==== Text excerpt ====
Your breath can lead the way. It can guide you from the attention-grabbing things at the surface of your attention, to the physical sensations and sounds of your breath, to the most subtle and quiet experiences and states within you.

Breath is Subtle.

Take a few minutes to follow these steps. 

1.    Pay attention to your breath in as sustained a way as you can.

2.    When your attention wanders, bring it gently back to your breath. 

3.     Be sure to do Steps 1 and 2 in a curious, non-judgemental way.

Your thoughts and emotions may be taking you into the past or future, imagining what was or what could be, but your breath will always be in the present. 

1. Pay attention

  • Close your eyes, and take a few full, relaxing breaths, letting your body relax a little more with each out-breath. 

  • When you’re ready, begin to let your attention settle on your breath. Do your best to observe and feel all four parts of your breath: the in-breath, a short pause, the out-breath, another short pause.

  • Remember that when your attention strays from your breath, it’s ok. Begin again, tracking your breath for as long as you can.

2. When your attention wanders, come back to your breath.

  • You can be sure your attention at some point will wander from your breath: to the tightness in your back, the irritation about an argument with your spouse or an idea for a new creative project.
==== Given information ====
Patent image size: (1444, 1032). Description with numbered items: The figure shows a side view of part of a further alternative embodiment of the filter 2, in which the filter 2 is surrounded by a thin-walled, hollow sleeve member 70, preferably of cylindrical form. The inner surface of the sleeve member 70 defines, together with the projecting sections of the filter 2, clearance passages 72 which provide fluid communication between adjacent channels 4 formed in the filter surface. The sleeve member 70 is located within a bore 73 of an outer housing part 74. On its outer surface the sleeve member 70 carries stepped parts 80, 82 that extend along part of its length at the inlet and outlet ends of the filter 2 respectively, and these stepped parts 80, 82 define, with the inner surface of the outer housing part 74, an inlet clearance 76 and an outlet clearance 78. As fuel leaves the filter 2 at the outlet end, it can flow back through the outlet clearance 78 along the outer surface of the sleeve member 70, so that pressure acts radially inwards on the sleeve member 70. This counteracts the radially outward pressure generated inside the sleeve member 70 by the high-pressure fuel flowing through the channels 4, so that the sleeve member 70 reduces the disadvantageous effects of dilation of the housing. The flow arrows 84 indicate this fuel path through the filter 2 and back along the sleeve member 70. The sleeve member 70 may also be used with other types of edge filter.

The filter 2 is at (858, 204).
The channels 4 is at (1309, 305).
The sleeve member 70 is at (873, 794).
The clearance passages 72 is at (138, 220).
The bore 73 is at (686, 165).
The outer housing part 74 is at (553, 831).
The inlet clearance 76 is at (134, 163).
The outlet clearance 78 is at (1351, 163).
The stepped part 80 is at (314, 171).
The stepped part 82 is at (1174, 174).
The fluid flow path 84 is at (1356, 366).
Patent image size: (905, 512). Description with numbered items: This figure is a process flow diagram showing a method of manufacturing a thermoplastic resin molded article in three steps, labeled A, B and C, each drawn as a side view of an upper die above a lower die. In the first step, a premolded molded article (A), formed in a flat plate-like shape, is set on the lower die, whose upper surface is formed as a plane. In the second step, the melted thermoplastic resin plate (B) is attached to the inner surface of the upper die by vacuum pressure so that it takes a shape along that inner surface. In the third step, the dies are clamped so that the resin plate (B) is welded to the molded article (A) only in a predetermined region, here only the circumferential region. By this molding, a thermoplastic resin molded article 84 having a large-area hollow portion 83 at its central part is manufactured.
====
» Task:
For each statement, answer yes or no according to the text on breath and quote the words of the text that decide it. (a) The steps begin with keeping your eyes open. (b) Your breath is said to always be in the present. (c) The breath is described as having four parts. The entries have nothing to do with the text on breath.

» Response to this exercise:
(a) No: "Close your eyes, and take a few full, relaxing breaths"
(b) Yes: "your breath will always be in the present"
(c) Yes: "all four parts of your breath: the in-breath, a short pause, the out-breath, another short pause"